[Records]
-- begin --
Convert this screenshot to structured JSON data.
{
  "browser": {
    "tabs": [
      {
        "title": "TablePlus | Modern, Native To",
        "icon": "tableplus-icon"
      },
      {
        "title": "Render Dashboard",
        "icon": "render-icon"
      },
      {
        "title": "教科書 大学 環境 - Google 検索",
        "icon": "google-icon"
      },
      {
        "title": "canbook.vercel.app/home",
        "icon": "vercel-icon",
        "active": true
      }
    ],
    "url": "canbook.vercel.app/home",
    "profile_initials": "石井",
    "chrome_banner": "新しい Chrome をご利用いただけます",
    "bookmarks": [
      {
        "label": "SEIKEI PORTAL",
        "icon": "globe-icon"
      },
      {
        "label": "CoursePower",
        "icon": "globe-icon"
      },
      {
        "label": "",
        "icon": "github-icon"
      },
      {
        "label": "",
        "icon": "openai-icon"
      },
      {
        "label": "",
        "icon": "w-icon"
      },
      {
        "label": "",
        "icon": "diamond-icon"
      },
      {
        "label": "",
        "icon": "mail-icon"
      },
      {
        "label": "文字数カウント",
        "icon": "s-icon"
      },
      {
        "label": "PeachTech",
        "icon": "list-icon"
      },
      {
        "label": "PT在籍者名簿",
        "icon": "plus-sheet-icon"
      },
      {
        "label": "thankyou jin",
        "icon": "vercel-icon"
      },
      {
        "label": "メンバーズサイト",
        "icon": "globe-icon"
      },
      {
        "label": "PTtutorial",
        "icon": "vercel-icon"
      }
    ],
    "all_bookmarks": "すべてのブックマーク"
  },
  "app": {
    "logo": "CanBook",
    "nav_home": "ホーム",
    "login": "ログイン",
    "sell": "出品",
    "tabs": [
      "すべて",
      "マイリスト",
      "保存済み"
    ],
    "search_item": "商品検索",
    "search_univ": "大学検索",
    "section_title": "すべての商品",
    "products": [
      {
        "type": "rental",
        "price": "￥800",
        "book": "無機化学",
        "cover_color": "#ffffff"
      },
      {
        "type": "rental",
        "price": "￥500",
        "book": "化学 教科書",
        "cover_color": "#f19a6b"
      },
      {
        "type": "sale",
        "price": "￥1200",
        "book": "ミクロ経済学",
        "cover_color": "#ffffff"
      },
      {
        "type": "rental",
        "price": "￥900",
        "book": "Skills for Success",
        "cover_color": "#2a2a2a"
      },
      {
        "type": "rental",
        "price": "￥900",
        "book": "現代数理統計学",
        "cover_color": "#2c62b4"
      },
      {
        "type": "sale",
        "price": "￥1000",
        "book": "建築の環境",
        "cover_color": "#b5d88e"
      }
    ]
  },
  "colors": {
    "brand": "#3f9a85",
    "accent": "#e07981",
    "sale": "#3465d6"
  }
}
-- end --
THE REQUEST —
Reproduce the entire listing word for word.

ANSWER IN FULL —
Convert this screenshot to structured JSON data.
{
  "browser": {
    "tabs": [
      {
        "title": "TablePlus | Modern, Native To",
        "icon": "tableplus-icon"
      },
      {
        "title": "Render Dashboard",
        "icon": "render-icon"
      },
      {
        "title": "教科書 大学 環境 - Google 検索",
        "icon": "google-icon"
      },
      {
        "title": "canbook.vercel.app/home",
        "icon": "vercel-icon",
        "active": true
      }
    ],
    "url": "canbook.vercel.app/home",
    "profile_initials": "石井",
    "chrome_banner": "新しい Chrome をご利用いただけます",
    "bookmarks": [
      {
        "label": "SEIKEI PORTAL",
        "icon": "globe-icon"
      },
      {
        "label": "CoursePower",
        "icon": "globe-icon"
      },
      {
        "label": "",
        "icon": "github-icon"
      },
      {
        "label": "",
        "icon": "openai-icon"
      },
      {
        "label": "",
        "icon": "w-icon"
      },
      {
        "label": "",
        "icon": "diamond-icon"
      },
      {
        "label": "",
        "icon": "mail-icon"
      },
      {
        "label": "文字数カウント",
        "icon": "s-icon"
      },
      {
        "label": "PeachTech",
        "icon": "list-icon"
      },
      {
        "label": "PT在籍者名簿",
        "icon": "plus-sheet-icon"
      },
      {
        "label": "thankyou jin",
        "icon": "vercel-icon"
      },
      {
        "label": "メンバーズサイト",
        "icon": "globe-icon"
      },
      {
        "label": "PTtutorial",
        "icon": "vercel-icon"
      }
    ],
    "all_bookmarks": "すべてのブックマーク"
  },
  "app": {
    "logo": "CanBook",
    "nav_home": "ホーム",
    "login": "ログイン",
    "sell": "出品",
    "tabs": [
      "すべて",
      "マイリスト",
      "保存済み"
    ],
    "search_item": "商品検索",
    "search_univ": "大学検索",
    "section_title": "すべての商品",
    "products": [
      {
        "type": "rental",
        "price": "￥800",
        "book": "無機化学",
        "cover_color": "#ffffff"
      },
      {
        "type": "rental",
        "price": "￥500",
        "book": "化学 教科書",
        "cover_color": "#f19a6b"
      },
      {
        "type": "sale",
        "price": "￥1200",
        "book": "ミクロ経済学",
        "cover_color": "#ffffff"
      },
      {
        "type": "rental",
        "price": "￥900",
        "book": "Skills for Success",
        "cover_color": "#2a2a2a"
      },
      {
        "type": "rental",
        "price": "￥900",
        "book": "現代数理統計学",
        "cover_color": "#2c62b4"
      },
      {
        "type": "sale",
        "price": "￥1000",
        "book": "建築の環境",
        "cover_color": "#b5d88e"
      }
    ]
  },
  "colors": {
    "brand": "#3f9a85",
    "accent": "#e07981",
    "sale": "#3465d6"
  }
}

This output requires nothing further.